= The request =
Count the lines below that include the word "Boston" and write that number alone.

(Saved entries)
+---+
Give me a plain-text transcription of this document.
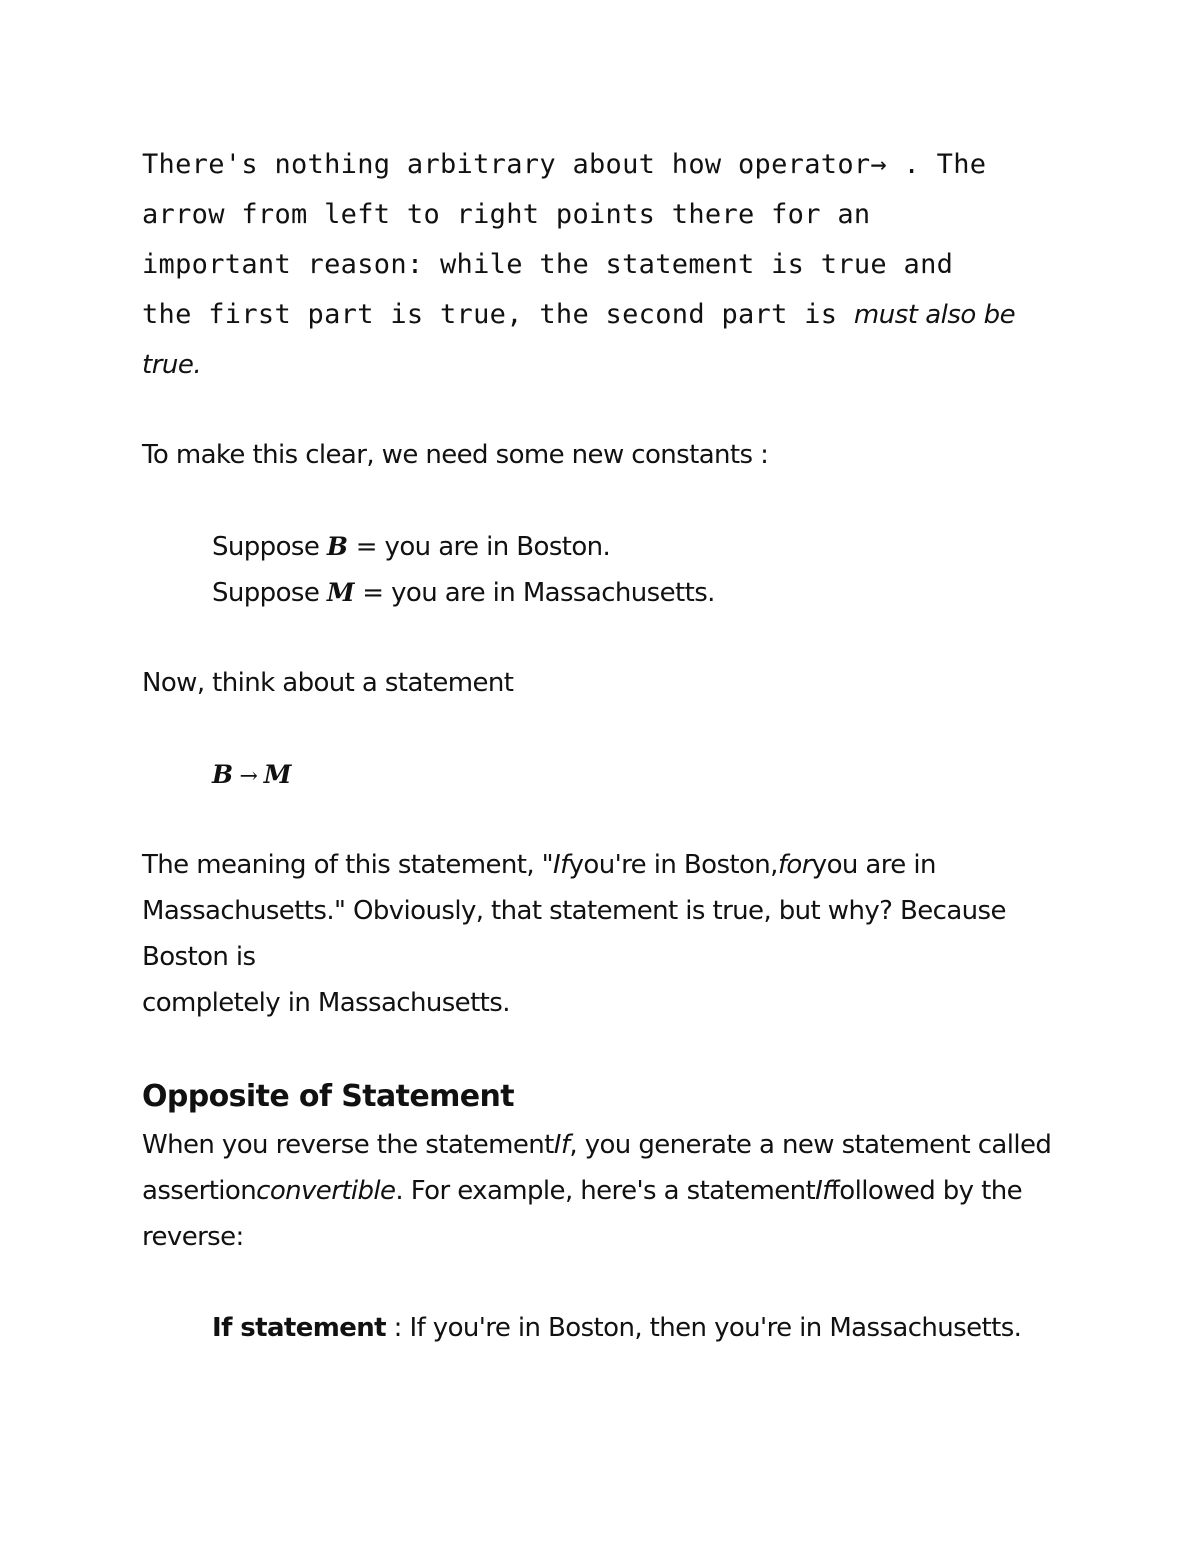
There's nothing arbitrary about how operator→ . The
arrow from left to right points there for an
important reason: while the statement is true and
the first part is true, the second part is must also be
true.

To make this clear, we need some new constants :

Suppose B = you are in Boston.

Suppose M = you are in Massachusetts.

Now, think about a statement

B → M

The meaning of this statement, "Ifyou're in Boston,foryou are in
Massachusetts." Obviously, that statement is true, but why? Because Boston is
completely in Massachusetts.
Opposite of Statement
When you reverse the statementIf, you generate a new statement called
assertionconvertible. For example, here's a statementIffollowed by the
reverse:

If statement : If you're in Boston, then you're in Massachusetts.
+---+
= Complete response =
4